====== Excerpted data ======

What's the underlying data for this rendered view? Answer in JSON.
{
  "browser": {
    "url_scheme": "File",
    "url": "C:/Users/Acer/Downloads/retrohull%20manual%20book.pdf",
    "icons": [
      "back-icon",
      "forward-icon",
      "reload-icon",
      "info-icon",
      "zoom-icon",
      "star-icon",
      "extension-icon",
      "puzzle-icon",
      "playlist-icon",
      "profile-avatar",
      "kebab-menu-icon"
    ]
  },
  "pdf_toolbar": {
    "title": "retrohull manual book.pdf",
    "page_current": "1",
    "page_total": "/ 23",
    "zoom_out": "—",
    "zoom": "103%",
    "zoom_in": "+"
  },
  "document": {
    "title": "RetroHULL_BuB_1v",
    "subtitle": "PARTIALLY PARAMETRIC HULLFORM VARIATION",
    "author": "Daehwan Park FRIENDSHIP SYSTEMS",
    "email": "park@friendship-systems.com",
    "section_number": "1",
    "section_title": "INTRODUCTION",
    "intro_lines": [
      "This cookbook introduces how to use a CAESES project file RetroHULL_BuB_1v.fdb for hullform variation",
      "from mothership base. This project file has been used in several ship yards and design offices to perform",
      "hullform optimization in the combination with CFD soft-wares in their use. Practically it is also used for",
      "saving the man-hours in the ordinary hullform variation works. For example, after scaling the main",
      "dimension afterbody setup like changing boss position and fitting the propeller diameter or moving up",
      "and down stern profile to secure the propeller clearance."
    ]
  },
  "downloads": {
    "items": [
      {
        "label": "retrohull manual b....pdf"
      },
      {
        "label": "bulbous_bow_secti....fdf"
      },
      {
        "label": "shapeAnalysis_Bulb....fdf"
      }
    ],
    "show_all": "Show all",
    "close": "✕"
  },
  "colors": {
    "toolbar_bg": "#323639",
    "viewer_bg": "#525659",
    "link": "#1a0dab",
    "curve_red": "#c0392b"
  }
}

======

## Work to do
Quote the entire listing above exactly.

## Solution to the exercise
What's the underlying data for this rendered view? Answer in JSON.
{
  "browser": {
    "url_scheme": "File",
    "url": "C:/Users/Acer/Downloads/retrohull%20manual%20book.pdf",
    "icons": [
      "back-icon",
      "forward-icon",
      "reload-icon",
      "info-icon",
      "zoom-icon",
      "star-icon",
      "extension-icon",
      "puzzle-icon",
      "playlist-icon",
      "profile-avatar",
      "kebab-menu-icon"
    ]
  },
  "pdf_toolbar": {
    "title": "retrohull manual book.pdf",
    "page_current": "1",
    "page_total": "/ 23",
    "zoom_out": "—",
    "zoom": "103%",
    "zoom_in": "+"
  },
  "document": {
    "title": "RetroHULL_BuB_1v",
    "subtitle": "PARTIALLY PARAMETRIC HULLFORM VARIATION",
    "author": "Daehwan Park FRIENDSHIP SYSTEMS",
    "email": "park@friendship-systems.com",
    "section_number": "1",
    "section_title": "INTRODUCTION",
    "intro_lines": [
      "This cookbook introduces how to use a CAESES project file RetroHULL_BuB_1v.fdb for hullform variation",
      "from mothership base. This project file has been used in several ship yards and design offices to perform",
      "hullform optimization in the combination with CFD soft-wares in their use. Practically it is also used for",
      "saving the man-hours in the ordinary hullform variation works. For example, after scaling the main",
      "dimension afterbody setup like changing boss position and fitting the propeller diameter or moving up",
      "and down stern profile to secure the propeller clearance."
    ]
  },
  "downloads": {
    "items": [
      {
        "label": "retrohull manual b....pdf"
      },
      {
        "label": "bulbous_bow_secti....fdf"
      },
      {
        "label": "shapeAnalysis_Bulb....fdf"
      }
    ],
    "show_all": "Show all",
    "close": "✕"
  },
  "colors": {
    "toolbar_bg": "#323639",
    "viewer_bg": "#525659",
    "link": "#1a0dab",
    "curve_red": "#c0392b"
  }
}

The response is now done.